* [Task objective]: Among the entries below, find the lines with "وقال" and copy them.

* [Provided entries]:
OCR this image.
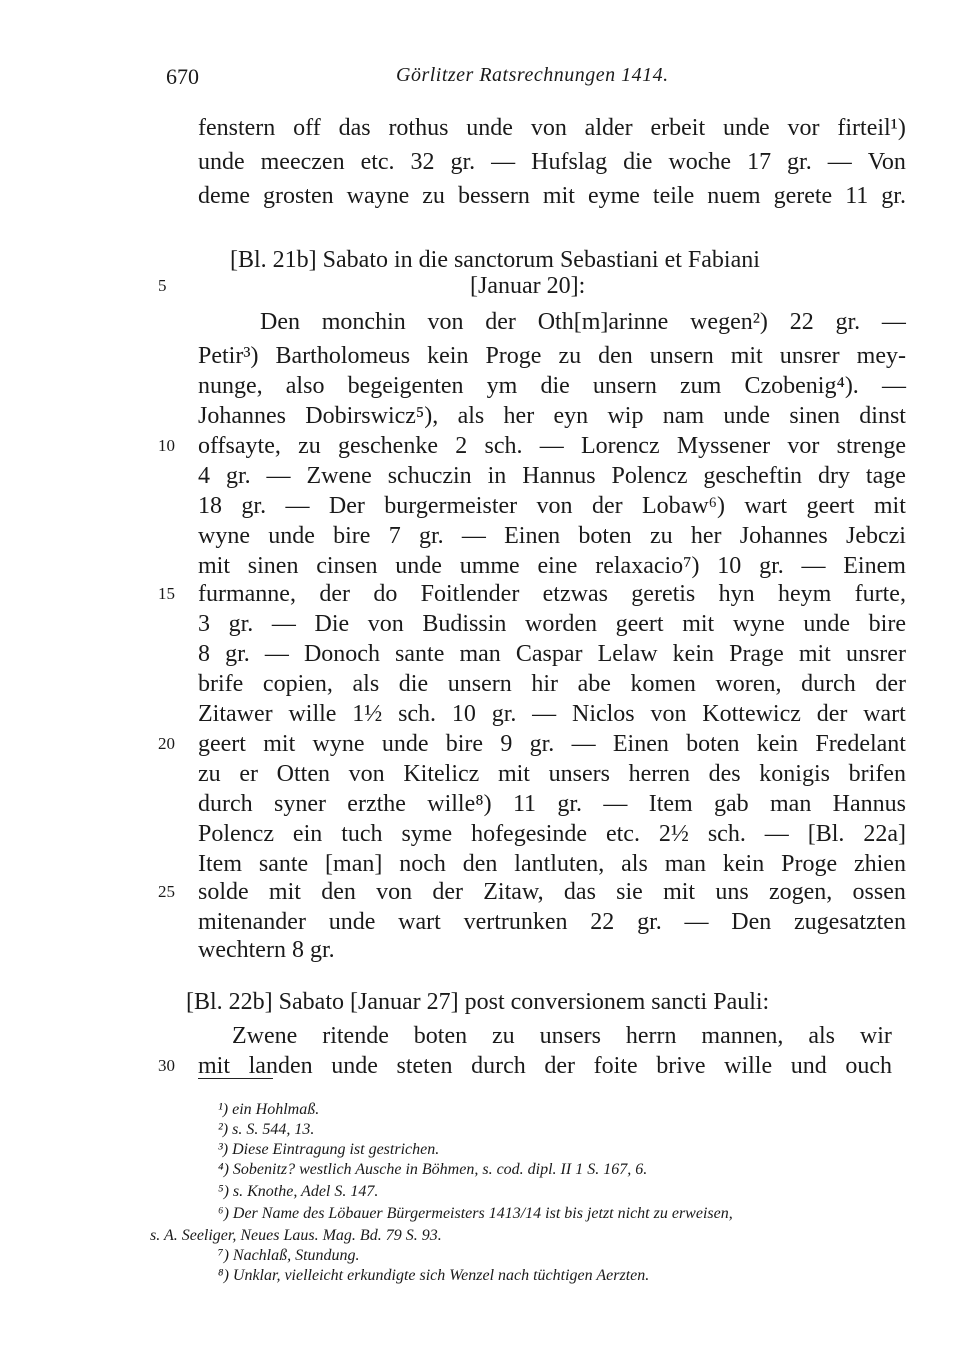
670	Görlitzer Ratsrechnungen 1414.
fenstern off das rothus unde von alder erbeit unde vor firteil¹)
unde meeczen etc. 32 gr. — Hufslag die woche 17 gr. — Von
deme grosten wayne zu bessern mit eyme teile nuem gerete 11 gr.
[Bl. 21b] Sabato in die sanctorum Sebastiani et Fabiani
[Januar 20]:
5
Den monchin von der Oth[m]arinne wegen²) 22 gr. —
Petir³) Bartholomeus kein Proge zu den unsern mit unsrer mey-
nunge, also begeigenten ym die unsern zum Czobenig⁴). —
Johannes Dobirswicz⁵), als her eyn wip nam unde sinen dinst
10 offsayte, zu geschenke 2 sch. — Lorencz Myssener vor strenge
4 gr. — Zwene schuczin in Hannus Polencz gescheftin dry tage
18 gr. — Der burgermeister von der Lobaw⁶) wart geert mit
wyne unde bire 7 gr. — Einen boten zu her Johannes Jebczi
mit sinen cinsen unde umme eine relaxacio⁷) 10 gr. — Einem
15 furmanne, der do Foitlender etzwas geretis hyn heym furte,
3 gr. — Die von Budissin worden geert mit wyne unde bire
8 gr. — Donoch sante man Caspar Lelaw kein Prage mit unsrer
brife copien, als die unsern hir abe komen woren, durch der
Zitawer wille 1½ sch. 10 gr. — Niclos von Kottewicz der wart
20 geert mit wyne unde bire 9 gr. — Einen boten kein Fredelant
zu er Otten von Kitelicz mit unsers herren des konigis brifen
durch syner erzthe wille⁸) 11 gr. — Item gab man Hannus
Polencz ein tuch syme hofegesinde etc. 2½ sch. — [Bl. 22a]
Item sante [man] noch den lantluten, als man kein Proge zhien
25 solde mit den von der Zitaw, das sie mit uns zogen, ossen
mitenander unde wart vertrunken 22 gr. — Den zugesatzten
wechtern 8 gr.
[Bl. 22b] Sabato [Januar 27] post conversionem sancti Pauli:
Zwene ritende boten zu unsers herrn mannen, als wir
30 mit landen unde steten durch der foite brive wille und ouch
¹) ein Hohlmaß.
²) s. S. 544, 13.
³) Diese Eintragung ist gestrichen.
⁴) Sobenitz? westlich Ausche in Böhmen, s. cod. dipl. II 1 S. 167, 6.
⁵) s. Knothe, Adel S. 147.
⁶) Der Name des Löbauer Bürgermeisters 1413/14 ist bis jetzt nicht zu erweisen,
s. A. Seeliger, Neues Laus. Mag. Bd. 79 S. 93.
⁷) Nachlaß, Stundung.
⁸) Unklar, vielleicht erkundigte sich Wenzel nach tüchtigen Aerzten.
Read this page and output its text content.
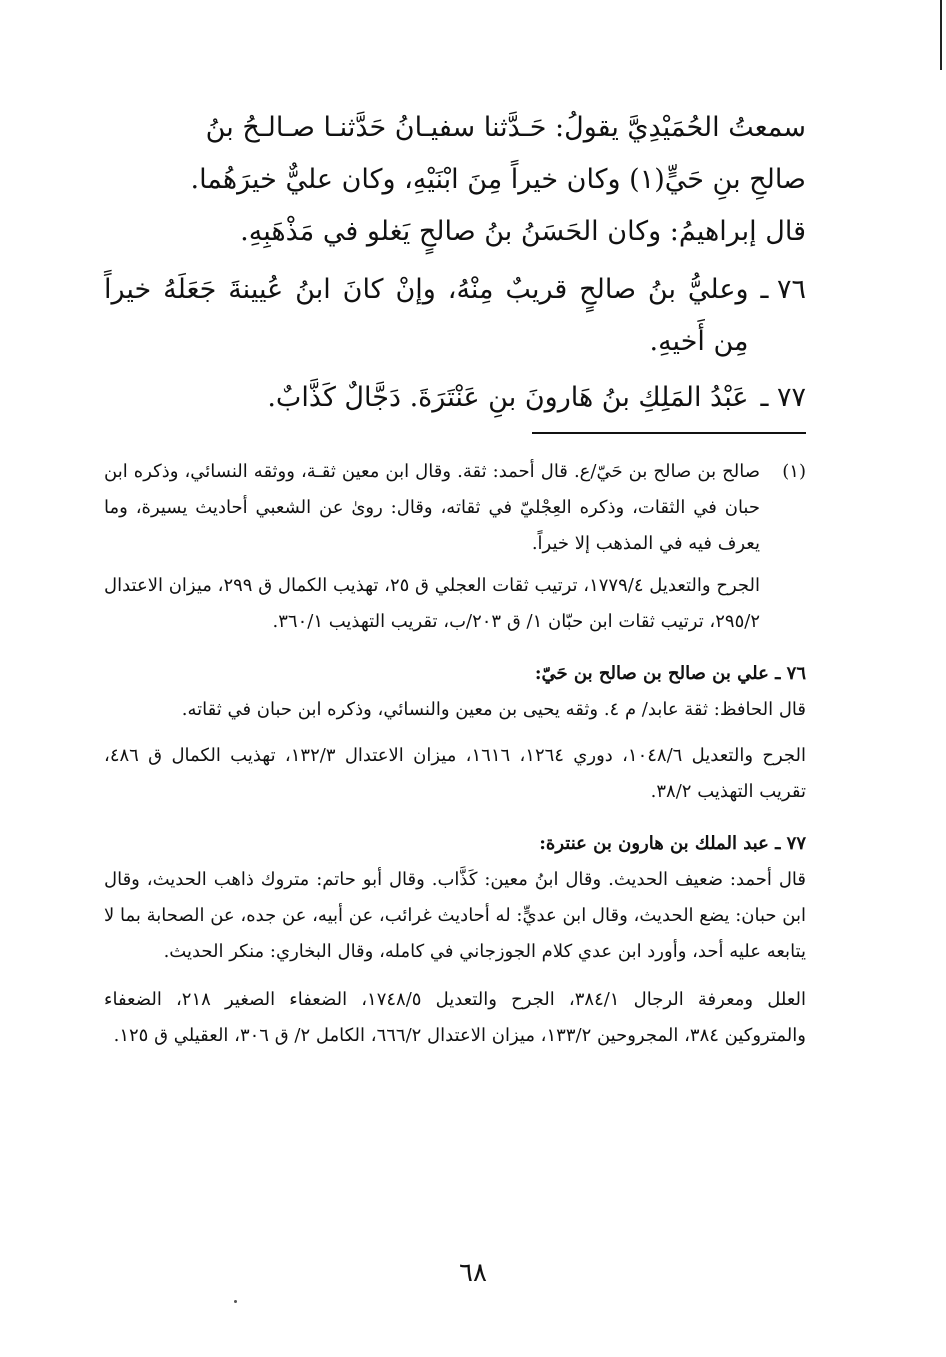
سمعتُ الحُمَيْدِيَّ يقولُ: حَـدَّثنا سفيـانُ حَدَّثنـا صـالـحُ بنُ

صالحِ بنِ حَيٍّ(١) وكان خيراً مِنَ ابْنَيْهِ، وكان عليٌّ خيرَهُما.

قال إبراهيمُ: وكان الحَسَنُ بنُ صالحٍ يَغلو في مَذْهَبِهِ.

٧٦ ـ
وعليُّ بنُ صالحٍ قريبٌ مِنْهُ، وإنْ كانَ ابنُ عُيينةَ جَعَلَهُ خيراً مِن أَخيهِ.
٧٧ ـ
عَبْدُ المَلِكِ بنُ هَارونَ بنِ عَنْتَرَةَ. دَجَّالٌ كَذَّابٌ.
(١)
صالح بن صالح بن حَيّ/ع. قال أحمد: ثقة. وقال ابن معين ثقـة، ووثقه النسائي، وذكره ابن حبان في الثقات، وذكره العِجْليّ في ثقاته، وقال: روىٰ عن الشعبي أحاديث يسيرة، وما يعرف فيه في المذهب إلا خيراً.

الجرح والتعديل ١٧٧٩/٤، ترتيب ثقات العجلي ق ٢٥، تهذيب الكمال ق ٢٩٩، ميزان الاعتدال ٢٩٥/٢، ترتيب ثقات ابن حبّان ١/ ق ٢٠٣/ب، تقريب التهذيب ٣٦٠/١.

٧٦ ـ علي بن صالح بن صالح بن حَيّ:

قال الحافظ: ثقة عابد/ م ٤. وثقه يحيى بن معين والنسائي، وذكره ابن حبان في ثقاته.

الجرح والتعديل ١٠٤٨/٦، دوري ١٢٦٤، ١٦١٦، ميزان الاعتدال ١٣٢/٣، تهذيب الكمال ق ٤٨٦، تقريب التهذيب ٣٨/٢.

٧٧ ـ عبد الملك بن هارون بن عنترة:

قال أحمد: ضعيف الحديث. وقال ابنُ معين: كَذَّاب. وقال أبو حاتم: متروك ذاهب الحديث، وقال ابن حبان: يضع الحديث، وقال ابن عديٍّ: له أحاديث غرائب، عن أبيه، عن جده، عن الصحابة بما لا يتابعه عليه أحد، وأورد ابن عدي كلام الجوزجاني في كامله، وقال البخاري: منكر الحديث.

العلل ومعرفة الرجال ٣٨٤/١، الجرح والتعديل ١٧٤٨/٥، الضعفاء الصغير ٢١٨، الضعفاء والمتروكين ٣٨٤، المجروحين ١٣٣/٢، ميزان الاعتدال ٦٦٦/٢، الكامل ٢/ ق ٣٠٦، العقيلي ق ١٢٥.

٦٨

* [Completed exercise]:
صالح بن صالح بن حَيّ/ع. قال أحمد: ثقة. وقال ابن معين ثقـة، ووثقه النسائي، وذكره ابن حبان في الثقات، وذكره العِجْليّ في ثقاته، وقال: روىٰ عن الشعبي أحاديث يسيرة، وما يعرف فيه في المذهب إلا خيراً.
قال أحمد: ضعيف الحديث. وقال ابنُ معين: كَذَّاب. وقال أبو حاتم: متروك ذاهب الحديث، وقال ابن حبان: يضع الحديث، وقال ابن عديٍّ: له أحاديث غرائب، عن أبيه، عن جده، عن الصحابة بما لا يتابعه عليه أحد، وأورد ابن عدي كلام الجوزجاني في كامله، وقال البخاري: منكر الحديث.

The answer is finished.